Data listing
=====

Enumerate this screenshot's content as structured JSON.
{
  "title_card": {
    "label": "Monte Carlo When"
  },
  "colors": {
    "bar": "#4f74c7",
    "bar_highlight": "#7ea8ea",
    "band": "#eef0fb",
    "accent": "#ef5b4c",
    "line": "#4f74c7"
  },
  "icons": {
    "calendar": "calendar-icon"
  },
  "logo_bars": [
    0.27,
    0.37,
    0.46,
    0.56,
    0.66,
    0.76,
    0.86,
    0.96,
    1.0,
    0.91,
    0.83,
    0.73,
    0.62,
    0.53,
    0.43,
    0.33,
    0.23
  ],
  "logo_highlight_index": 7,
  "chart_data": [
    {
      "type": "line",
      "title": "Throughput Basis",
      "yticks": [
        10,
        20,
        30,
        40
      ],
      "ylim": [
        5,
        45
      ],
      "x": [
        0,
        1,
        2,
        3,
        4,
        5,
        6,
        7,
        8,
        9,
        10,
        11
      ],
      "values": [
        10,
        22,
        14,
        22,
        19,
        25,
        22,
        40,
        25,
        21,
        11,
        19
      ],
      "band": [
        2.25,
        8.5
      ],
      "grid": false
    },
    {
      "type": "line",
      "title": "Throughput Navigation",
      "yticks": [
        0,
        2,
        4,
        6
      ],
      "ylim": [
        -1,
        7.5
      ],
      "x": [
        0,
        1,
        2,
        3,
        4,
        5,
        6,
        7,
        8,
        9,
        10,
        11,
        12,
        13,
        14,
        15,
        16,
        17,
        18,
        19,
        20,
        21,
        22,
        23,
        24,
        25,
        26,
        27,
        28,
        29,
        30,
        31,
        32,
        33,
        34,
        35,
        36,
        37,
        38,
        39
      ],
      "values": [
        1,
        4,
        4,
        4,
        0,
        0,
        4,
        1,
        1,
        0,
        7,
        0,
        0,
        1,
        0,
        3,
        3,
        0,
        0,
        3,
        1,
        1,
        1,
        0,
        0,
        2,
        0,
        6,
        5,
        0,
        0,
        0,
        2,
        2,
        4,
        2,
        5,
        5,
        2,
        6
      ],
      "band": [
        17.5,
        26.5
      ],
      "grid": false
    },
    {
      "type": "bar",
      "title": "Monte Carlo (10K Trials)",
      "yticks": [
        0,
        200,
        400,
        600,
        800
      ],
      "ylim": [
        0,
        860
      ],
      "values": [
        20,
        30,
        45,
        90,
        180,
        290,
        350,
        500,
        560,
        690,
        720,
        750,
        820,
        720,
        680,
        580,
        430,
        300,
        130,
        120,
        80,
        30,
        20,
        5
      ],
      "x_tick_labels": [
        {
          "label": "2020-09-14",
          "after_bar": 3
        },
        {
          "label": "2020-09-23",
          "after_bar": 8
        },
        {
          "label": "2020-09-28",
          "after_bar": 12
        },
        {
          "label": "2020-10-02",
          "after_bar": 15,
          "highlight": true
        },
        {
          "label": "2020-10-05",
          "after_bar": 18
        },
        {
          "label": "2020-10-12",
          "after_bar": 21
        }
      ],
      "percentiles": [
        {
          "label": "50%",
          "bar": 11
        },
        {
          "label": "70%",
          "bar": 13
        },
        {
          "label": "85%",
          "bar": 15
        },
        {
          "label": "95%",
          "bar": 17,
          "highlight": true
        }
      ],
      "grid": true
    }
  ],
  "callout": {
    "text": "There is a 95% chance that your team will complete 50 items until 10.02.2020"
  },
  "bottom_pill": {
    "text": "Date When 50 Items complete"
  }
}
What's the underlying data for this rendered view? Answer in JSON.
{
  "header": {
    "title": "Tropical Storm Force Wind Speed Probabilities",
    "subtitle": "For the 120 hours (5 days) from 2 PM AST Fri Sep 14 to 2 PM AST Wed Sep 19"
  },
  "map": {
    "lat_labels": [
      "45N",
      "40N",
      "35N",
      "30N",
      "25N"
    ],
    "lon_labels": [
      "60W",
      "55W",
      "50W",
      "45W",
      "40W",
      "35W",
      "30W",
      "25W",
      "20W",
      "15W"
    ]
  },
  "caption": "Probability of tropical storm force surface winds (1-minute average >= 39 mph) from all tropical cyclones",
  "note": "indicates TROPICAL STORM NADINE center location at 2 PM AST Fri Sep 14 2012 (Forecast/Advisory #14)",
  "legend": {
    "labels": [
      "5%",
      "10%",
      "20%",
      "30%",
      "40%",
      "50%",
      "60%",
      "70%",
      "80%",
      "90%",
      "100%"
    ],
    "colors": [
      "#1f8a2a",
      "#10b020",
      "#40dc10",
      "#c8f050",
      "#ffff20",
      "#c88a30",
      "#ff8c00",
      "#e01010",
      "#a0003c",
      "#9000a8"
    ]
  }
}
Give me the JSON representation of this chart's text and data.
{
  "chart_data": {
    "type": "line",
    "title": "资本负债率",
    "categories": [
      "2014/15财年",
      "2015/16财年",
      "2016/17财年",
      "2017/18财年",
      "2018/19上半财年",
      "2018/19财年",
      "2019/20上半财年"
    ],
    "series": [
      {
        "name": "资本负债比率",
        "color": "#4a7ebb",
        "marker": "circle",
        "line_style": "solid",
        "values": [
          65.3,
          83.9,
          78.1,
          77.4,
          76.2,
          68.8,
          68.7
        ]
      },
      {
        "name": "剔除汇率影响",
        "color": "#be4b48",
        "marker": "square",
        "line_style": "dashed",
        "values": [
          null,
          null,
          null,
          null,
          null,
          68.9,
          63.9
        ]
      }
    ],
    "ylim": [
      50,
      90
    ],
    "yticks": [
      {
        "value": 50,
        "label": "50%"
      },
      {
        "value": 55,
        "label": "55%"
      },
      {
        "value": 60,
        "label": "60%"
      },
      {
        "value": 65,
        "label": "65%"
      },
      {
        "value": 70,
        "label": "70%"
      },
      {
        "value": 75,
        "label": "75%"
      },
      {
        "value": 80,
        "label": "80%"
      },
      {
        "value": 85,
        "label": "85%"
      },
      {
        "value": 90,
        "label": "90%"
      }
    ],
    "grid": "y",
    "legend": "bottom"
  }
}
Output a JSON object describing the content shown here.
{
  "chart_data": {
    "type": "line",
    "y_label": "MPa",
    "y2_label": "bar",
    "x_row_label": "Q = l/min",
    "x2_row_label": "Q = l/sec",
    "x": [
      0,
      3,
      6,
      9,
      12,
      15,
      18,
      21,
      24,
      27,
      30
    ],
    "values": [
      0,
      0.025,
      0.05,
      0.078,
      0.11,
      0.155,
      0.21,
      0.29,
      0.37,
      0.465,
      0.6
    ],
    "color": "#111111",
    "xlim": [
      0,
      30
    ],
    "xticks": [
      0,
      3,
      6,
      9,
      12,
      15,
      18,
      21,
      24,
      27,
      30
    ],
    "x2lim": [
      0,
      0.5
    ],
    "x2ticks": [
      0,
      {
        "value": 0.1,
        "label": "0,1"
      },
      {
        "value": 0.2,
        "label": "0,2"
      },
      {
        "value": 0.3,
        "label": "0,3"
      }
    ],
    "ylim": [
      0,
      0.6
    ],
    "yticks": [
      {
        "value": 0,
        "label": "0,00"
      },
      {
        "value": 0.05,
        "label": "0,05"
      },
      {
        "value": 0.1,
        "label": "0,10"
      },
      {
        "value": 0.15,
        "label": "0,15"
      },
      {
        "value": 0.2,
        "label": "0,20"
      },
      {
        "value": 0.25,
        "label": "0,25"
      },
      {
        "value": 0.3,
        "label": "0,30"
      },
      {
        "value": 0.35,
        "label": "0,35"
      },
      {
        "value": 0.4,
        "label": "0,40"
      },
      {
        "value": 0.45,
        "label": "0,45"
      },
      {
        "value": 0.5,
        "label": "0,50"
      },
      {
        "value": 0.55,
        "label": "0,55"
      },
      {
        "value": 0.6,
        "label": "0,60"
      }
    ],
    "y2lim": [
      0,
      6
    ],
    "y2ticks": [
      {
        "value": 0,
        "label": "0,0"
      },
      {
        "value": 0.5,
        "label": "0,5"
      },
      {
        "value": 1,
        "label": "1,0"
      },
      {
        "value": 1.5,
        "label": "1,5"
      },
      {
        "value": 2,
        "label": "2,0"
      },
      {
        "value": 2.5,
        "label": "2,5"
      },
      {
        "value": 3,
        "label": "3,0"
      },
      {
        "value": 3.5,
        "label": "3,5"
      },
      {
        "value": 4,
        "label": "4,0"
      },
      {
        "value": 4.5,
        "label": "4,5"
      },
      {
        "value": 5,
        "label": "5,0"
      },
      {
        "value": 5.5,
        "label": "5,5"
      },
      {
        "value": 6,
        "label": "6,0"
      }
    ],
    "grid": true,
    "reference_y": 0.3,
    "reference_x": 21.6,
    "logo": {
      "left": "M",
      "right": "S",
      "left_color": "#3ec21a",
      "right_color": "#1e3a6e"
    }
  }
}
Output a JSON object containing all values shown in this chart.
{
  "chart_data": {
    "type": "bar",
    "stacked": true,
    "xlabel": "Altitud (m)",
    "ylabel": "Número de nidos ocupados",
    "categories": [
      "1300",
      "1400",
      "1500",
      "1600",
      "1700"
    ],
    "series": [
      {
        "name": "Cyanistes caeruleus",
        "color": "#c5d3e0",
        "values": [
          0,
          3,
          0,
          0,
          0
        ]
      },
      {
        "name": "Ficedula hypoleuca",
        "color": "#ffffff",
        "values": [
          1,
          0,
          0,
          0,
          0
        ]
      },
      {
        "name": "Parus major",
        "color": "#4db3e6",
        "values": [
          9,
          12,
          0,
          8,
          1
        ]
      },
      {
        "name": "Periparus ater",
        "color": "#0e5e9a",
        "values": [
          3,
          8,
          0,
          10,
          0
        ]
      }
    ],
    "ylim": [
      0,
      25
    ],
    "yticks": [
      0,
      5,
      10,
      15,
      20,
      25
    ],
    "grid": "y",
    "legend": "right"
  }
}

=====

Beginning at the line where "Output a JSON object containing" appears, extract each line through the end of the data above; keep them exact and include nothing else.

> Problem solution:
Output a JSON object containing all values shown in this chart.
{
  "chart_data": {
    "type": "bar",
    "stacked": true,
    "xlabel": "Altitud (m)",
    "ylabel": "Número de nidos ocupados",
    "categories": [
      "1300",
      "1400",
      "1500",
      "1600",
      "1700"
    ],
    "series": [
      {
        "name": "Cyanistes caeruleus",
        "color": "#c5d3e0",
        "values": [
          0,
          3,
          0,
          0,
          0
        ]
      },
      {
        "name": "Ficedula hypoleuca",
        "color": "#ffffff",
        "values": [
          1,
          0,
          0,
          0,
          0
        ]
      },
      {
        "name": "Parus major",
        "color": "#4db3e6",
        "values": [
          9,
          12,
          0,
          8,
          1
        ]
      },
      {
        "name": "Periparus ater",
        "color": "#0e5e9a",
        "values": [
          3,
          8,
          0,
          10,
          0
        ]
      }
    ],
    "ylim": [
      0,
      25
    ],
    "yticks": [
      0,
      5,
      10,
      15,
      20,
      25
    ],
    "grid": "y",
    "legend": "right"
  }
}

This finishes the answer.